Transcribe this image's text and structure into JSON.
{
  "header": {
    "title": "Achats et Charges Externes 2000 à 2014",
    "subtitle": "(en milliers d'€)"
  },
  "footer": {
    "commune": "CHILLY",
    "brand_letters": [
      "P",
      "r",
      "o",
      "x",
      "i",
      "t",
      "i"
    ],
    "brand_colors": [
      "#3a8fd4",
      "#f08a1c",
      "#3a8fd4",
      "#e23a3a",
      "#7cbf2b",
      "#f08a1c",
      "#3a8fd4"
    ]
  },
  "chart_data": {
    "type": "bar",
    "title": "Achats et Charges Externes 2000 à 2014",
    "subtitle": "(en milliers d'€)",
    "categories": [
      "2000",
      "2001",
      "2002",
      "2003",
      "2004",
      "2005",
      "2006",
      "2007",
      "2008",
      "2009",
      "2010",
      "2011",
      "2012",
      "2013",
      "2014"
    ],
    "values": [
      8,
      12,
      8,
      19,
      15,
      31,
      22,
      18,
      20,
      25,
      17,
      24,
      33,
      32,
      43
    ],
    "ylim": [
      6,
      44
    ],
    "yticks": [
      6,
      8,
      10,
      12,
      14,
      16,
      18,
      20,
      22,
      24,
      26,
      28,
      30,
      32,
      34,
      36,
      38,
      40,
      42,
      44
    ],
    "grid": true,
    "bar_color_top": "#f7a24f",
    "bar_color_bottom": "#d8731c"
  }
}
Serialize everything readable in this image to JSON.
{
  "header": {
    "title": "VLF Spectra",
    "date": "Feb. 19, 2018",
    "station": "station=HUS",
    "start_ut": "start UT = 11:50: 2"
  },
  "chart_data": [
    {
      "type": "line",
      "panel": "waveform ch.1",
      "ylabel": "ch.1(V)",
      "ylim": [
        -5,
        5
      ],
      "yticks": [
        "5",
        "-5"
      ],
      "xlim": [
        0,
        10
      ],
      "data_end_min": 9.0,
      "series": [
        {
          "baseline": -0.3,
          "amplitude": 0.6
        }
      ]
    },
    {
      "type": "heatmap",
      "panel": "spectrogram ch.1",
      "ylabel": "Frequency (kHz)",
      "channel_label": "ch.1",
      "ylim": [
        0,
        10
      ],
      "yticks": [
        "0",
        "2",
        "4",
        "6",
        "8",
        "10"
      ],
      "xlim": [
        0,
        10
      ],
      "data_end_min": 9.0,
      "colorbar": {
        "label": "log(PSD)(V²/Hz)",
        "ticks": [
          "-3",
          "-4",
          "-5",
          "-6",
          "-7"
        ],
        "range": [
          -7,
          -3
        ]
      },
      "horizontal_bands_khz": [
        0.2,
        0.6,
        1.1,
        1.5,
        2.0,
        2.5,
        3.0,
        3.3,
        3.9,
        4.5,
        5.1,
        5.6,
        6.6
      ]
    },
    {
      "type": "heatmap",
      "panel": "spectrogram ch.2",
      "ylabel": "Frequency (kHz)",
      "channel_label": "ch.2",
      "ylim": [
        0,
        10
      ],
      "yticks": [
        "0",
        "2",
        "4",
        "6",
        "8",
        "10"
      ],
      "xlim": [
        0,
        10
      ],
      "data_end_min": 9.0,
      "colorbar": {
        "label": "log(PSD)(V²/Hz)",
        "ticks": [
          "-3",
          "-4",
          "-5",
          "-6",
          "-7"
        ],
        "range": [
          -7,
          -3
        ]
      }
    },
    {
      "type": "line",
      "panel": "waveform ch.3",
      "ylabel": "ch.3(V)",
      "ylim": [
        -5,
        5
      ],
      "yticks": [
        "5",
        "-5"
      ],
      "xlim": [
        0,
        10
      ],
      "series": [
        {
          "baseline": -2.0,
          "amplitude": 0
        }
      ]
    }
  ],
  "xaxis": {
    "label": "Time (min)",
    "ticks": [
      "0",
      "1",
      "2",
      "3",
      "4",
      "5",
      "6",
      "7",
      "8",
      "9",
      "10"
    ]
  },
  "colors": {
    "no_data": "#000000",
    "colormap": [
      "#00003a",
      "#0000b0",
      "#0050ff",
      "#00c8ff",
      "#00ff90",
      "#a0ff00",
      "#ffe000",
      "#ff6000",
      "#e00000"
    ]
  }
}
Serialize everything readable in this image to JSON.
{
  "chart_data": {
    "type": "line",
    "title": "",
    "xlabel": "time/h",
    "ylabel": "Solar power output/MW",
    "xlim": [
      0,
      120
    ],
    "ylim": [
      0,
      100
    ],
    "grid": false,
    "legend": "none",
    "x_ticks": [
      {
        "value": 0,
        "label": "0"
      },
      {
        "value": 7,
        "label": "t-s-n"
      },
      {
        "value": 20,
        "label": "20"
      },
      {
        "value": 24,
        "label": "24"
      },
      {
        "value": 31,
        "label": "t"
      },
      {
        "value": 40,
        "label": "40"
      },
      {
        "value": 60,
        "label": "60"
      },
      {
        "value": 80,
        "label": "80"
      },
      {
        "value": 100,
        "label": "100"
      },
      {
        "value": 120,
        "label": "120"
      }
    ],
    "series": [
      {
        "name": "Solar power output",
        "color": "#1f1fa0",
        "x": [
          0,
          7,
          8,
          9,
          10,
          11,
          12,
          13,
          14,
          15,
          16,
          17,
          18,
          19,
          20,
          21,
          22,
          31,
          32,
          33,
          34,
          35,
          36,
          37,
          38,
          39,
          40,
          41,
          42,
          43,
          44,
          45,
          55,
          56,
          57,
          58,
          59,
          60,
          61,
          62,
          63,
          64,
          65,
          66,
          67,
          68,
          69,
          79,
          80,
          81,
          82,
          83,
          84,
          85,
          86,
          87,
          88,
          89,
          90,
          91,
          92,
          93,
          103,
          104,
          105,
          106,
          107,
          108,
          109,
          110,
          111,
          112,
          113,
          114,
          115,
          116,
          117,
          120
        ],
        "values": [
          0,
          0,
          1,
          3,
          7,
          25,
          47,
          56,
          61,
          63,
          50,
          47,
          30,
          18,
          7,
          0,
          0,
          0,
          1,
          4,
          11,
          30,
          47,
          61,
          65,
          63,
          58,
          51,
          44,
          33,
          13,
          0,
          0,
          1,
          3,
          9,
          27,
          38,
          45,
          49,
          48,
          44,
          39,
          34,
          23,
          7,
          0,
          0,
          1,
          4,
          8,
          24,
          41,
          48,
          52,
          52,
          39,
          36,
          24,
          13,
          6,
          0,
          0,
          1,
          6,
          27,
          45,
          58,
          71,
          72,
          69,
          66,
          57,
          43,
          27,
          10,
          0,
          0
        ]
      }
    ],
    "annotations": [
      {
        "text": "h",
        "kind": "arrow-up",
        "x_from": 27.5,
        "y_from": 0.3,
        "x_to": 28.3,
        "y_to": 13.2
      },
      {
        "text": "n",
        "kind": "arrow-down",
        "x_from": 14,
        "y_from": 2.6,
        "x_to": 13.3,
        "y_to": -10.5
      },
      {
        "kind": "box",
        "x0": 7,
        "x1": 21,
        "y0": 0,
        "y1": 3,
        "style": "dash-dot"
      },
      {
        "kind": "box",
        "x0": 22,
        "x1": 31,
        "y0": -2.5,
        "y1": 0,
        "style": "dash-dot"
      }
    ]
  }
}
------------------------------------------------------------------------
The exercise -> Search the lines for the word "milliers" and report how many contain it, by number only.

Completed task -> 2